- THE TASK
Gather up all lines that carry the word "upon".

_ _ _ _ _

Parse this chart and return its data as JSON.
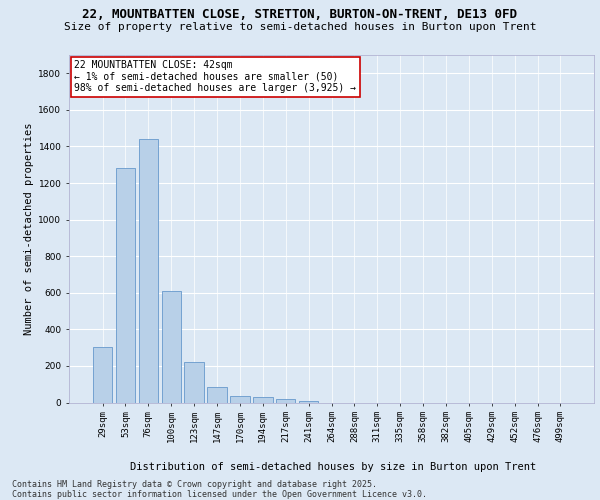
{
  "title_line1": "22, MOUNTBATTEN CLOSE, STRETTON, BURTON-ON-TRENT, DE13 0FD",
  "title_line2": "Size of property relative to semi-detached houses in Burton upon Trent",
  "xlabel": "Distribution of semi-detached houses by size in Burton upon Trent",
  "ylabel": "Number of semi-detached properties",
  "categories": [
    "29sqm",
    "53sqm",
    "76sqm",
    "100sqm",
    "123sqm",
    "147sqm",
    "170sqm",
    "194sqm",
    "217sqm",
    "241sqm",
    "264sqm",
    "288sqm",
    "311sqm",
    "335sqm",
    "358sqm",
    "382sqm",
    "405sqm",
    "429sqm",
    "452sqm",
    "476sqm",
    "499sqm"
  ],
  "values": [
    305,
    1280,
    1440,
    610,
    220,
    85,
    38,
    28,
    20,
    8,
    0,
    0,
    0,
    0,
    0,
    0,
    0,
    0,
    0,
    0,
    0
  ],
  "bar_color": "#b8d0e8",
  "bar_edge_color": "#6699cc",
  "annotation_text": "22 MOUNTBATTEN CLOSE: 42sqm\n← 1% of semi-detached houses are smaller (50)\n98% of semi-detached houses are larger (3,925) →",
  "annotation_box_color": "#ffffff",
  "annotation_border_color": "#cc0000",
  "ylim": [
    0,
    1900
  ],
  "yticks": [
    0,
    200,
    400,
    600,
    800,
    1000,
    1200,
    1400,
    1600,
    1800
  ],
  "background_color": "#dce8f4",
  "plot_bg_color": "#dce8f4",
  "grid_color": "#ffffff",
  "footer_text": "Contains HM Land Registry data © Crown copyright and database right 2025.\nContains public sector information licensed under the Open Government Licence v3.0.",
  "title_fontsize": 9,
  "subtitle_fontsize": 8,
  "axis_label_fontsize": 7.5,
  "tick_fontsize": 6.5,
  "annotation_fontsize": 7,
  "footer_fontsize": 6
}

_ _ _ _ _

- RIGHT ANSWER
  "title_line2": "Size of property relative to semi-detached houses in Burton upon Trent",
  "xlabel": "Distribution of semi-detached houses by size in Burton upon Trent",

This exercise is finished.